◆ WORK TO COMPLETE: Both the line containing "What's the underlying" and the last line of the listing are included: write out exactly the lines from one to the other.

◆ DATA FOR PROCESSING:
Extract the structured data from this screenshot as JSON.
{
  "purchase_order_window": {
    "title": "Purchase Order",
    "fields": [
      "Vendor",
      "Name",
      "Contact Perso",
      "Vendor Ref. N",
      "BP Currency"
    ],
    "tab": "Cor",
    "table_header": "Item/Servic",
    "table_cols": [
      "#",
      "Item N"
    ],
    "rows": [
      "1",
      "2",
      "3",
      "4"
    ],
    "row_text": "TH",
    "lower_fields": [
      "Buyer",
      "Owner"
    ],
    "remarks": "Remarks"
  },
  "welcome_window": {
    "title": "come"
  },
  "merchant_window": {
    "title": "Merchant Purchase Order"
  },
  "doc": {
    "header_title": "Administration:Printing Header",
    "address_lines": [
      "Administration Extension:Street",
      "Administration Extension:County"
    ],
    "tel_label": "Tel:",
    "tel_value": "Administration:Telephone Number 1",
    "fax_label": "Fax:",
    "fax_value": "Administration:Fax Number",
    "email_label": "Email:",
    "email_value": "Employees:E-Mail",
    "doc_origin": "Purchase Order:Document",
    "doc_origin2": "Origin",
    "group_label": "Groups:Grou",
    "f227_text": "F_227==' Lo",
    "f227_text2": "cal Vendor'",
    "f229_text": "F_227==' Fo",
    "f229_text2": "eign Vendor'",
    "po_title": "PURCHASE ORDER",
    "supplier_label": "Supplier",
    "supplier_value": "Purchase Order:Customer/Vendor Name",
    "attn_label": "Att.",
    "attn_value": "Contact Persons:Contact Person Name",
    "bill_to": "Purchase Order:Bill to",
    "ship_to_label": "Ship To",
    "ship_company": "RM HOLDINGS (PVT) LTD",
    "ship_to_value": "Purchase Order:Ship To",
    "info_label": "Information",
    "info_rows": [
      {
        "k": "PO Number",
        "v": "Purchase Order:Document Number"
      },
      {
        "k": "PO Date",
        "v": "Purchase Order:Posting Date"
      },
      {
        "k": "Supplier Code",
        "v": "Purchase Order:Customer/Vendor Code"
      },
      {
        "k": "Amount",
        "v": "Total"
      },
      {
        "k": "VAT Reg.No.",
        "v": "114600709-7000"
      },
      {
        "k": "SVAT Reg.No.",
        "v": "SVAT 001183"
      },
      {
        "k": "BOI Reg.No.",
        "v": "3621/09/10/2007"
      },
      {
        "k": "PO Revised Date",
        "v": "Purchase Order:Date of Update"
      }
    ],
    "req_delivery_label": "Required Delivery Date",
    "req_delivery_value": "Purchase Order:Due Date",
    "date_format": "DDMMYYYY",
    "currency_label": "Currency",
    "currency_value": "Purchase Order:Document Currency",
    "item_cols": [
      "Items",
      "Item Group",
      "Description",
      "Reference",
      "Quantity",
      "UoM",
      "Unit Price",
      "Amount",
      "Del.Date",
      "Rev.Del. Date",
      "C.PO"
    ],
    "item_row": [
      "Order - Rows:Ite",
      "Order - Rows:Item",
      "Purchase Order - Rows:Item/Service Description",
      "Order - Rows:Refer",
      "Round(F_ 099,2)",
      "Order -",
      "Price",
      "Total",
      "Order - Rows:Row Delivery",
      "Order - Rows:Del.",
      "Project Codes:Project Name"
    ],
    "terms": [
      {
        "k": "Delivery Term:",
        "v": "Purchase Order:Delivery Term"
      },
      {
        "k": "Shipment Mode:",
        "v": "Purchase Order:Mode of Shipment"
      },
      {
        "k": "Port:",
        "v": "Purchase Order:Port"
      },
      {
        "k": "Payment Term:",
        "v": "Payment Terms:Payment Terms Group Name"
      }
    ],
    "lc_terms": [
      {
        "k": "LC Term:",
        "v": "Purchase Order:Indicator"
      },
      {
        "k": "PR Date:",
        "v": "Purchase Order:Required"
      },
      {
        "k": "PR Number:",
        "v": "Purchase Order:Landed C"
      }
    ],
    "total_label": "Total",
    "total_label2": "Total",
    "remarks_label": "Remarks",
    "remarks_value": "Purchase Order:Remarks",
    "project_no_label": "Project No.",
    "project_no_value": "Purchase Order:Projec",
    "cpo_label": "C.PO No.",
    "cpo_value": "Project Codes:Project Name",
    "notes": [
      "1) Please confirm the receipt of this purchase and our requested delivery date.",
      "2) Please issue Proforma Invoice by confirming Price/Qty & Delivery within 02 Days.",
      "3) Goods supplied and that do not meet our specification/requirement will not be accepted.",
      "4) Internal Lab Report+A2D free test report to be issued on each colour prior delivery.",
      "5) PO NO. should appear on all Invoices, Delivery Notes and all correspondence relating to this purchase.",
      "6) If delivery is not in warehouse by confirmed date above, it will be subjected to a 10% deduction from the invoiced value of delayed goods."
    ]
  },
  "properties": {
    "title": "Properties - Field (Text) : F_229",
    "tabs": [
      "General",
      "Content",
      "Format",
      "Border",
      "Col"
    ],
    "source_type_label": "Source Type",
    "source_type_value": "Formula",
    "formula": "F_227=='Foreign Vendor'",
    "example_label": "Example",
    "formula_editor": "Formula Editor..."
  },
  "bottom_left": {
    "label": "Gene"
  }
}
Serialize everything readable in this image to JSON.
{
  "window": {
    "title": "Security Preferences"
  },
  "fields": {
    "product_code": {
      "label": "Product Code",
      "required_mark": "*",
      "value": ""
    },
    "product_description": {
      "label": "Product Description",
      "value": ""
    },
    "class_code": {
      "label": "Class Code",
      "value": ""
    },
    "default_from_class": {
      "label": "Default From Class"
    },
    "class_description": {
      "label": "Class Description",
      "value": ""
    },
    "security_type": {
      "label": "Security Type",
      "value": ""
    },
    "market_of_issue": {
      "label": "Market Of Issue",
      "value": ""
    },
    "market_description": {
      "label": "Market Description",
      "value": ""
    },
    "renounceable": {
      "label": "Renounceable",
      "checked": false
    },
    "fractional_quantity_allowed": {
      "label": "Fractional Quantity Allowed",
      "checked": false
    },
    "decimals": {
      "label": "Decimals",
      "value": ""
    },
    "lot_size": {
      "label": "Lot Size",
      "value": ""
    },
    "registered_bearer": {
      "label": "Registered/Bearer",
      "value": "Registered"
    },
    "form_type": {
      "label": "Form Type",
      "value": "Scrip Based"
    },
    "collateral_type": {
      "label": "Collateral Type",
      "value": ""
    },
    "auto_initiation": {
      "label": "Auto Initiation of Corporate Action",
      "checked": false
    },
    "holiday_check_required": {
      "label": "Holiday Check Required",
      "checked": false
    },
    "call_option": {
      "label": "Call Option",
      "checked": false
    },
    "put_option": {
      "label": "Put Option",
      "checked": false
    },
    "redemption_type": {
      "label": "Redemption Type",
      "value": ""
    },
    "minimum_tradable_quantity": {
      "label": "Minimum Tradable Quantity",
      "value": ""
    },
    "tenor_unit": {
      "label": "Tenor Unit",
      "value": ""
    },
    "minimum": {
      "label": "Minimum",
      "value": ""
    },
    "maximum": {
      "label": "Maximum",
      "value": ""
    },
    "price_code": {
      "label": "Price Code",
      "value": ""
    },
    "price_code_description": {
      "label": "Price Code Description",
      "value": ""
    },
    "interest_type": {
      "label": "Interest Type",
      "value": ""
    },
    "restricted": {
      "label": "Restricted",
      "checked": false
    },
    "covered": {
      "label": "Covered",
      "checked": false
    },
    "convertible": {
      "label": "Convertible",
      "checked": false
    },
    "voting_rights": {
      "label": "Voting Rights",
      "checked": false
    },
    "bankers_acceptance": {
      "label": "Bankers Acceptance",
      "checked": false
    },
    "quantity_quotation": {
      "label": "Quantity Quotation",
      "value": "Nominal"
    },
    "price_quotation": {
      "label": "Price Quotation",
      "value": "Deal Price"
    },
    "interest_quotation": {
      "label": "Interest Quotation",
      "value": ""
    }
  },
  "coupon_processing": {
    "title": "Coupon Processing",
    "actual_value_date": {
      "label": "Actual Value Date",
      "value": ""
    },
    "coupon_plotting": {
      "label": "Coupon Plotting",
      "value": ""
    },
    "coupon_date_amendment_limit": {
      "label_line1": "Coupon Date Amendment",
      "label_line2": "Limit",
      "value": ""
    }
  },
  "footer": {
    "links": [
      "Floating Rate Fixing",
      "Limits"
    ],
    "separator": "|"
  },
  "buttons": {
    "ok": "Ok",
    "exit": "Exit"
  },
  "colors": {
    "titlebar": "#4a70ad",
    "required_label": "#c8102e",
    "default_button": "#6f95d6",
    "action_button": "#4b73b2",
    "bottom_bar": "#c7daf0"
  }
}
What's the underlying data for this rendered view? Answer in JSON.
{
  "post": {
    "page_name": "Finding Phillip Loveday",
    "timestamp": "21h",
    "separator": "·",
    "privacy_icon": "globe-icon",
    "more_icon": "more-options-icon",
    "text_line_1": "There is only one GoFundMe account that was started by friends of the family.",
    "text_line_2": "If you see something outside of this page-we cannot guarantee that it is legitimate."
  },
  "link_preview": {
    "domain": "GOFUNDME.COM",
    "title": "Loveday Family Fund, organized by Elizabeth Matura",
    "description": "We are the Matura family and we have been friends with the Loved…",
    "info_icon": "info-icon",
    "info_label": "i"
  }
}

◆ RESPONSE TO THE EXERCISE:
What's the underlying data for this rendered view? Answer in JSON.
{
  "post": {
    "page_name": "Finding Phillip Loveday",
    "timestamp": "21h",
    "separator": "·",
    "privacy_icon": "globe-icon",
    "more_icon": "more-options-icon",
    "text_line_1": "There is only one GoFundMe account that was started by friends of the family.",
    "text_line_2": "If you see something outside of this page-we cannot guarantee that it is legitimate."
  },
  "link_preview": {
    "domain": "GOFUNDME.COM",
    "title": "Loveday Family Fund, organized by Elizabeth Matura",
    "description": "We are the Matura family and we have been friends with the Loved…",
    "info_icon": "info-icon",
    "info_label": "i"
  }
}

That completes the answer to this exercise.